▶ _What you will do_: Give the data a second time, exactly and in full.

▶ _Task material_:
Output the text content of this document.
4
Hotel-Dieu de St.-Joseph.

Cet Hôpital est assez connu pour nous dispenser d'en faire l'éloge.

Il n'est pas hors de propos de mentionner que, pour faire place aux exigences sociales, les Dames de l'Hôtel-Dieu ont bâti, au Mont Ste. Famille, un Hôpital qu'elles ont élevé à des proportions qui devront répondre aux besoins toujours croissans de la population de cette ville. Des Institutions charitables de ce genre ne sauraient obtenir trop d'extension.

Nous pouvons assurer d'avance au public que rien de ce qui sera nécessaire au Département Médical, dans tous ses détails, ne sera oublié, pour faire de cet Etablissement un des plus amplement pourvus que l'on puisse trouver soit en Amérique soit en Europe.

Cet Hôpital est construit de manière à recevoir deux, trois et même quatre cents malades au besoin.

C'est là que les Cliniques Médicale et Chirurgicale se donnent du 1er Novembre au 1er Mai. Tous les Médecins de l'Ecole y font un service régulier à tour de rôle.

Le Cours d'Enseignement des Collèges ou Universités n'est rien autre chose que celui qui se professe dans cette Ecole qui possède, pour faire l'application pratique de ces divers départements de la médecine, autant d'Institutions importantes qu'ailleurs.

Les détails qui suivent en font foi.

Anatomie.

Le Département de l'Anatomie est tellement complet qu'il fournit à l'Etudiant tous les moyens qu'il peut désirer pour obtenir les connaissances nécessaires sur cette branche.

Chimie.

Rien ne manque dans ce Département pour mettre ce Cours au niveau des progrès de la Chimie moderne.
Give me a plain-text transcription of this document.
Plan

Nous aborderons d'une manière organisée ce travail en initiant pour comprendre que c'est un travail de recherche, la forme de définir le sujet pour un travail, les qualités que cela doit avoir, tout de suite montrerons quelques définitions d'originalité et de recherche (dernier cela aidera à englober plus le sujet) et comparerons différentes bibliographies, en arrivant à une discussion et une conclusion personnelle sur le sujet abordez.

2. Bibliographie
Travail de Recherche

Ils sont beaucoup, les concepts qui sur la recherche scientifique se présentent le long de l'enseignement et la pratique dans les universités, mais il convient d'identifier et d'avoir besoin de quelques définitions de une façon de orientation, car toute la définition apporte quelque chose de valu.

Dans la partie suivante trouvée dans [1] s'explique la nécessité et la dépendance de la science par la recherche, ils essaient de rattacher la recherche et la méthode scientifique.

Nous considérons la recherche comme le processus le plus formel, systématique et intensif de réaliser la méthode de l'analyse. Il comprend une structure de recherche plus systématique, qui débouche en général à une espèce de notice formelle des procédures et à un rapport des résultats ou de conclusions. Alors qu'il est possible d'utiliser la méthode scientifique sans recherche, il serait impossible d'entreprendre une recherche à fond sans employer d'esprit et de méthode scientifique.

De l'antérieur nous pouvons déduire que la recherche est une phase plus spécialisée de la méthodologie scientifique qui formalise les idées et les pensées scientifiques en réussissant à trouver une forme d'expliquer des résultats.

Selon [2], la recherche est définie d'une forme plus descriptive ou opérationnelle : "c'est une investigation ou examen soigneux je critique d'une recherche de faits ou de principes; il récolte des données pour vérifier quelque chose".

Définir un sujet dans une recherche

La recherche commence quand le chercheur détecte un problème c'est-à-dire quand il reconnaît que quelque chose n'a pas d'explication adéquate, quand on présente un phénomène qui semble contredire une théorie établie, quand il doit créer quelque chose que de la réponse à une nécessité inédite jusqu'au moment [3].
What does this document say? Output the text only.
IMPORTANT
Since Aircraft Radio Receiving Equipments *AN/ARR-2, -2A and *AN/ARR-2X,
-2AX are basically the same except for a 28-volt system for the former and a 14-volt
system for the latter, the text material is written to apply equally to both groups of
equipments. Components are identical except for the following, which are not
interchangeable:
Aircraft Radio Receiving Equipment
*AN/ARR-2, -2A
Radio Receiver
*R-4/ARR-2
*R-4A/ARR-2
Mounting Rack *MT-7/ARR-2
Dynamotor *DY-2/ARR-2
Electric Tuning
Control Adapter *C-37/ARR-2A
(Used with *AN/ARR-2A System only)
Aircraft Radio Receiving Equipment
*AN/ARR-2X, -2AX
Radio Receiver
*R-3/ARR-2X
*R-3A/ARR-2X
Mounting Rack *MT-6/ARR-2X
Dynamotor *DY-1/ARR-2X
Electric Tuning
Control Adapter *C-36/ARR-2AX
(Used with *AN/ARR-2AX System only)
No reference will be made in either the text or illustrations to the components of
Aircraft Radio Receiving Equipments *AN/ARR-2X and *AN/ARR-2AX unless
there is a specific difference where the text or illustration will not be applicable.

▶ _Correct response_:
Output the text content of this document.
4
Hotel-Dieu de St.-Joseph.

Cet Hôpital est assez connu pour nous dispenser d'en faire l'éloge.

Il n'est pas hors de propos de mentionner que, pour faire place aux exigences sociales, les Dames de l'Hôtel-Dieu ont bâti, au Mont Ste. Famille, un Hôpital qu'elles ont élevé à des proportions qui devront répondre aux besoins toujours croissans de la population de cette ville. Des Institutions charitables de ce genre ne sauraient obtenir trop d'extension.

Nous pouvons assurer d'avance au public que rien de ce qui sera nécessaire au Département Médical, dans tous ses détails, ne sera oublié, pour faire de cet Etablissement un des plus amplement pourvus que l'on puisse trouver soit en Amérique soit en Europe.

Cet Hôpital est construit de manière à recevoir deux, trois et même quatre cents malades au besoin.

C'est là que les Cliniques Médicale et Chirurgicale se donnent du 1er Novembre au 1er Mai. Tous les Médecins de l'Ecole y font un service régulier à tour de rôle.

Le Cours d'Enseignement des Collèges ou Universités n'est rien autre chose que celui qui se professe dans cette Ecole qui possède, pour faire l'application pratique de ces divers départements de la médecine, autant d'Institutions importantes qu'ailleurs.

Les détails qui suivent en font foi.

Anatomie.

Le Département de l'Anatomie est tellement complet qu'il fournit à l'Etudiant tous les moyens qu'il peut désirer pour obtenir les connaissances nécessaires sur cette branche.

Chimie.

Rien ne manque dans ce Département pour mettre ce Cours au niveau des progrès de la Chimie moderne.
Give me a plain-text transcription of this document.
Plan

Nous aborderons d'une manière organisée ce travail en initiant pour comprendre que c'est un travail de recherche, la forme de définir le sujet pour un travail, les qualités que cela doit avoir, tout de suite montrerons quelques définitions d'originalité et de recherche (dernier cela aidera à englober plus le sujet) et comparerons différentes bibliographies, en arrivant à une discussion et une conclusion personnelle sur le sujet abordez.

2. Bibliographie
Travail de Recherche

Ils sont beaucoup, les concepts qui sur la recherche scientifique se présentent le long de l'enseignement et la pratique dans les universités, mais il convient d'identifier et d'avoir besoin de quelques définitions de une façon de orientation, car toute la définition apporte quelque chose de valu.

Dans la partie suivante trouvée dans [1] s'explique la nécessité et la dépendance de la science par la recherche, ils essaient de rattacher la recherche et la méthode scientifique.

Nous considérons la recherche comme le processus le plus formel, systématique et intensif de réaliser la méthode de l'analyse. Il comprend une structure de recherche plus systématique, qui débouche en général à une espèce de notice formelle des procédures et à un rapport des résultats ou de conclusions. Alors qu'il est possible d'utiliser la méthode scientifique sans recherche, il serait impossible d'entreprendre une recherche à fond sans employer d'esprit et de méthode scientifique.

De l'antérieur nous pouvons déduire que la recherche est une phase plus spécialisée de la méthodologie scientifique qui formalise les idées et les pensées scientifiques en réussissant à trouver une forme d'expliquer des résultats.

Selon [2], la recherche est définie d'une forme plus descriptive ou opérationnelle : "c'est une investigation ou examen soigneux je critique d'une recherche de faits ou de principes; il récolte des données pour vérifier quelque chose".

Définir un sujet dans une recherche

La recherche commence quand le chercheur détecte un problème c'est-à-dire quand il reconnaît que quelque chose n'a pas d'explication adéquate, quand on présente un phénomène qui semble contredire une théorie établie, quand il doit créer quelque chose que de la réponse à une nécessité inédite jusqu'au moment [3].
What does this document say? Output the text only.
IMPORTANT
Since Aircraft Radio Receiving Equipments *AN/ARR-2, -2A and *AN/ARR-2X,
-2AX are basically the same except for a 28-volt system for the former and a 14-volt
system for the latter, the text material is written to apply equally to both groups of
equipments. Components are identical except for the following, which are not
interchangeable:
Aircraft Radio Receiving Equipment
*AN/ARR-2, -2A
Radio Receiver
*R-4/ARR-2
*R-4A/ARR-2
Mounting Rack *MT-7/ARR-2
Dynamotor *DY-2/ARR-2
Electric Tuning
Control Adapter *C-37/ARR-2A
(Used with *AN/ARR-2A System only)
Aircraft Radio Receiving Equipment
*AN/ARR-2X, -2AX
Radio Receiver
*R-3/ARR-2X
*R-3A/ARR-2X
Mounting Rack *MT-6/ARR-2X
Dynamotor *DY-1/ARR-2X
Electric Tuning
Control Adapter *C-36/ARR-2AX
(Used with *AN/ARR-2AX System only)
No reference will be made in either the text or illustrations to the components of
Aircraft Radio Receiving Equipments *AN/ARR-2X and *AN/ARR-2AX unless
there is a specific difference where the text or illustration will not be applicable.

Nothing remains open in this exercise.